- **What you need to do**
Look through the listing below and report how many lines contain "applicable", as a bare number.
====== Available data
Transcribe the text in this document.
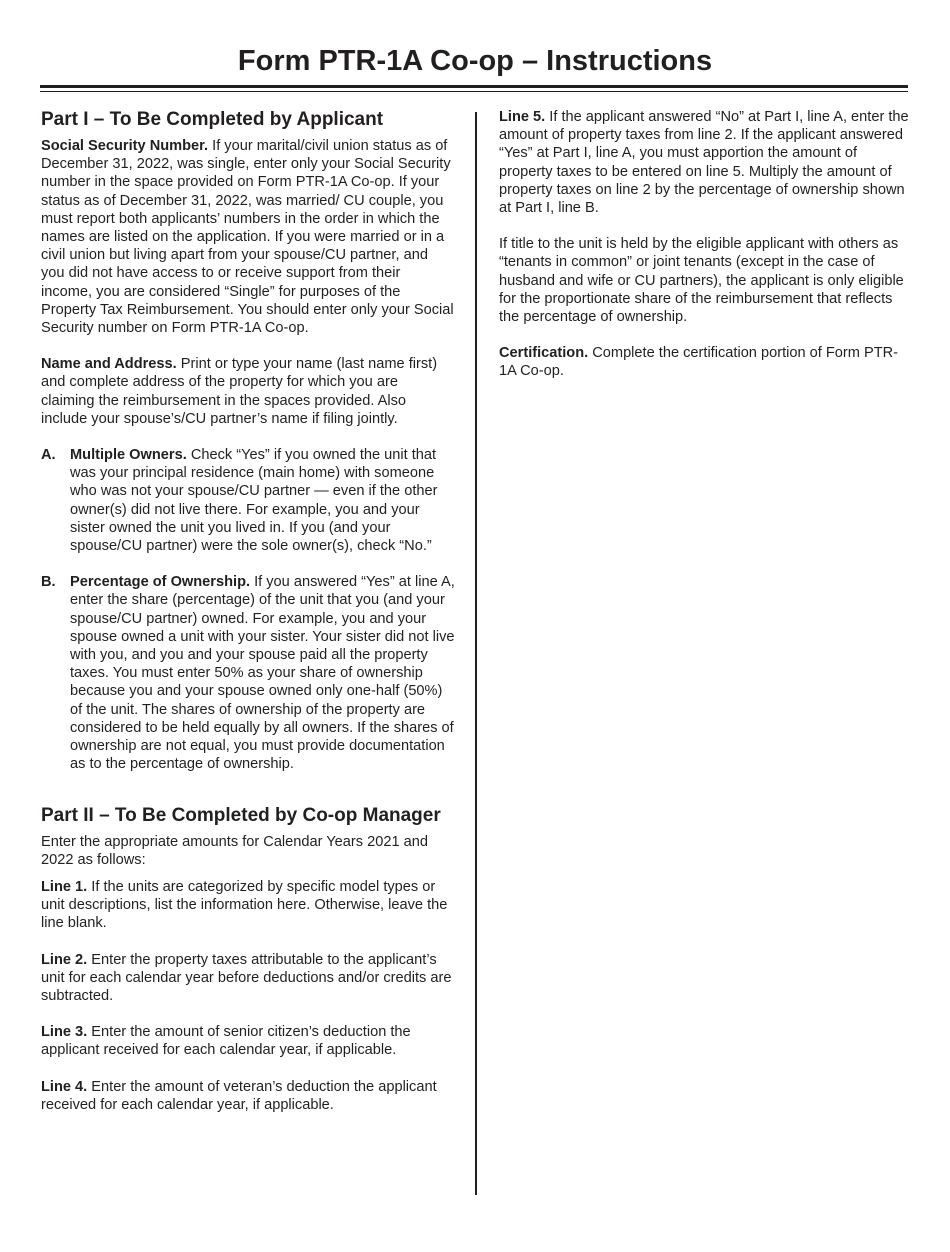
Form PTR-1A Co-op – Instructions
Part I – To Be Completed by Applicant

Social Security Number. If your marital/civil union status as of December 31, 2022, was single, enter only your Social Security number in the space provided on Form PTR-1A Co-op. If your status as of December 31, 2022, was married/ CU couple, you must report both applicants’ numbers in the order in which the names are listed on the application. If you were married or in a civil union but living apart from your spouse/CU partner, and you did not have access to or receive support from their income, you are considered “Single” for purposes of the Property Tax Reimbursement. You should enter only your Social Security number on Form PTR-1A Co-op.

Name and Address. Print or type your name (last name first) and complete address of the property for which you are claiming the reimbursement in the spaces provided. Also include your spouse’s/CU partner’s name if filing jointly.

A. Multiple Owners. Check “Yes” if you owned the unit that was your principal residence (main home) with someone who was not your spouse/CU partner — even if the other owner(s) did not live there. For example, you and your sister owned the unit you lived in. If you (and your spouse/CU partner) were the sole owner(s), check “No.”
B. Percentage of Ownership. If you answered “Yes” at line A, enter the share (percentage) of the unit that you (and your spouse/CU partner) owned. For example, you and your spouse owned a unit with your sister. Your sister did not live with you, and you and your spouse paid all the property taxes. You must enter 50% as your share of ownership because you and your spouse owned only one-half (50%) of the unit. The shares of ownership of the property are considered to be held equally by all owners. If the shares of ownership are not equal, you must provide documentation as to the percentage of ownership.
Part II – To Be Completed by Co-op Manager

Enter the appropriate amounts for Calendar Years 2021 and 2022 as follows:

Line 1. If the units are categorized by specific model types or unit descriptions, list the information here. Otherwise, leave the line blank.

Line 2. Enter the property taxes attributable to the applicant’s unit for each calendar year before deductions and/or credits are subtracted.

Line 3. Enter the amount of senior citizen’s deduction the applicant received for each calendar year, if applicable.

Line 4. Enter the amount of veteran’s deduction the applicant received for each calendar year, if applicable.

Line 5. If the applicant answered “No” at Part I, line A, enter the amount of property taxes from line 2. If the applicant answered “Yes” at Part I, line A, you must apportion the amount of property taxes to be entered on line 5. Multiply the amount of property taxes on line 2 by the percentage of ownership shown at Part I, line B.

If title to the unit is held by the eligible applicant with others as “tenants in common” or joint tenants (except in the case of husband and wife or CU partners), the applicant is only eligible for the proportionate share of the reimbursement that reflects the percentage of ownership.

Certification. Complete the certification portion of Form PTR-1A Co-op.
============
- **Exercise response**
2